● SET EXERCISE
Make an exact copy of the data below, leaving out every picture.

—————

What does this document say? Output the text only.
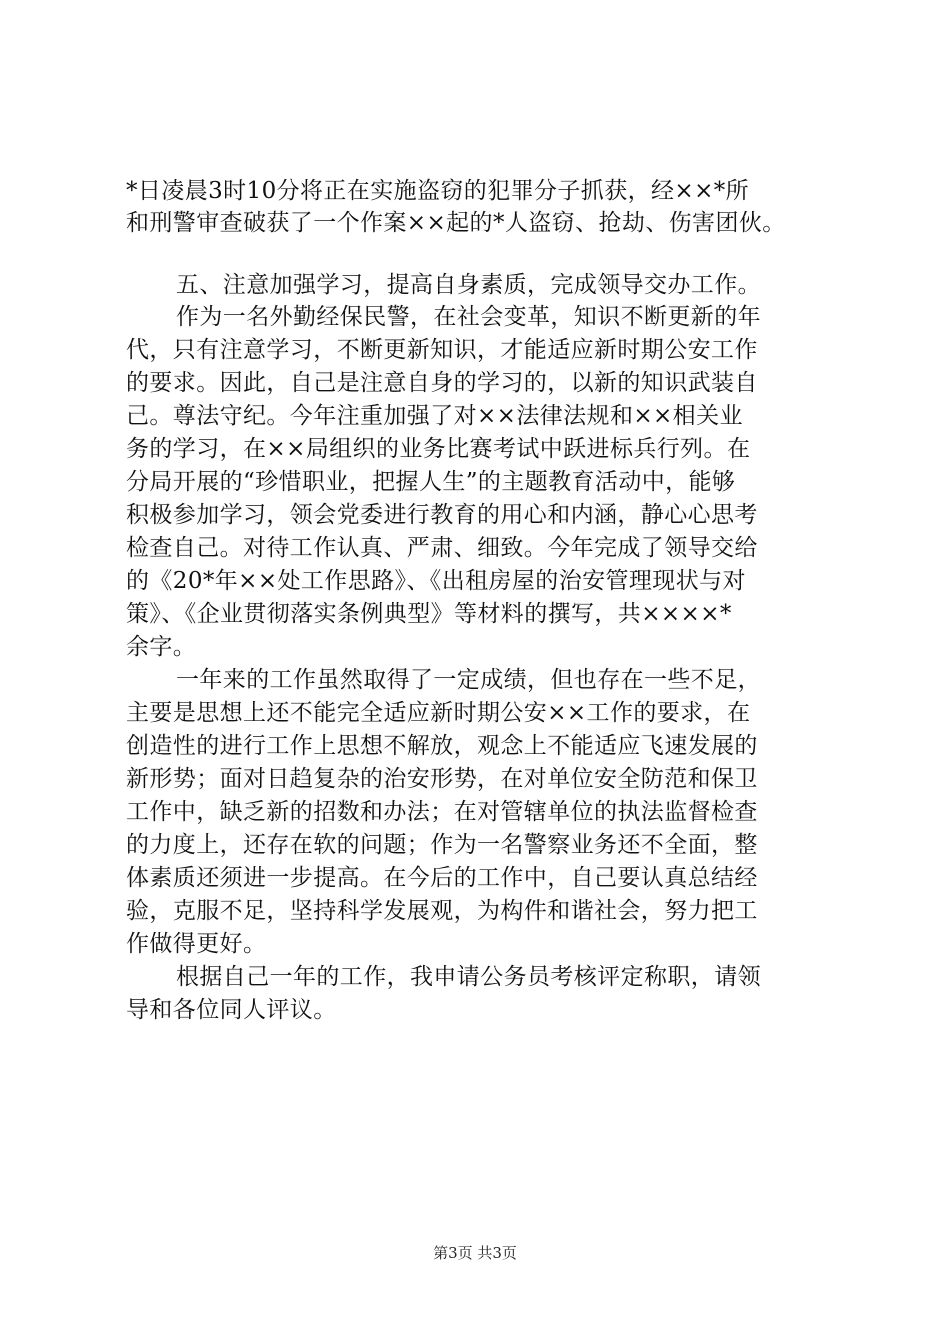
*日凌晨3时10分将正在实施盗窃的犯罪分子抓获，经××*所
和刑警审查破获了一个作案××起的*人盗窃、抢劫、伤害团伙。
五、注意加强学习，提高自身素质，完成领导交办工作。
作为一名外勤经保民警，在社会变革，知识不断更新的年
代，只有注意学习，不断更新知识，才能适应新时期公安工作
的要求。因此，自己是注意自身的学习的，以新的知识武装自
己。尊法守纪。今年注重加强了对××法律法规和××相关业
务的学习，在××局组织的业务比赛考试中跃进标兵行列。在
分局开展的“珍惜职业，把握人生”的主题教育活动中，能够
积极参加学习，领会党委进行教育的用心和内涵，静心心思考
检查自己。对待工作认真、严肃、细致。今年完成了领导交给
的《20*年××处工作思路》、《出租房屋的治安管理现状与对
策》、《企业贯彻落实条例典型》等材料的撰写，共××××*
余字。
一年来的工作虽然取得了一定成绩，但也存在一些不足，
主要是思想上还不能完全适应新时期公安××工作的要求，在
创造性的进行工作上思想不解放，观念上不能适应飞速发展的
新形势；面对日趋复杂的治安形势，在对单位安全防范和保卫
工作中，缺乏新的招数和办法；在对管辖单位的执法监督检查
的力度上，还存在软的问题；作为一名警察业务还不全面，整
体素质还须进一步提高。在今后的工作中，自己要认真总结经
验，克服不足，坚持科学发展观，为构件和谐社会，努力把工
作做得更好。
根据自己一年的工作，我申请公务员考核评定称职，请领
导和各位同人评议。
第3页 共3页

—————

● TASK RESPONSE
What does this document say? Output the text only.
*日凌晨3时10分将正在实施盗窃的犯罪分子抓获，经××*所
和刑警审查破获了一个作案××起的*人盗窃、抢劫、伤害团伙。
五、注意加强学习，提高自身素质，完成领导交办工作。
作为一名外勤经保民警，在社会变革，知识不断更新的年
代，只有注意学习，不断更新知识，才能适应新时期公安工作
的要求。因此，自己是注意自身的学习的，以新的知识武装自
己。尊法守纪。今年注重加强了对××法律法规和××相关业
务的学习，在××局组织的业务比赛考试中跃进标兵行列。在
分局开展的“珍惜职业，把握人生”的主题教育活动中，能够
积极参加学习，领会党委进行教育的用心和内涵，静心心思考
检查自己。对待工作认真、严肃、细致。今年完成了领导交给
的《20*年××处工作思路》、《出租房屋的治安管理现状与对
策》、《企业贯彻落实条例典型》等材料的撰写，共××××*
余字。
一年来的工作虽然取得了一定成绩，但也存在一些不足，
主要是思想上还不能完全适应新时期公安××工作的要求，在
创造性的进行工作上思想不解放，观念上不能适应飞速发展的
新形势；面对日趋复杂的治安形势，在对单位安全防范和保卫
工作中，缺乏新的招数和办法；在对管辖单位的执法监督检查
的力度上，还存在软的问题；作为一名警察业务还不全面，整
体素质还须进一步提高。在今后的工作中，自己要认真总结经
验，克服不足，坚持科学发展观，为构件和谐社会，努力把工
作做得更好。
根据自己一年的工作，我申请公务员考核评定称职，请领
导和各位同人评议。
第3页 共3页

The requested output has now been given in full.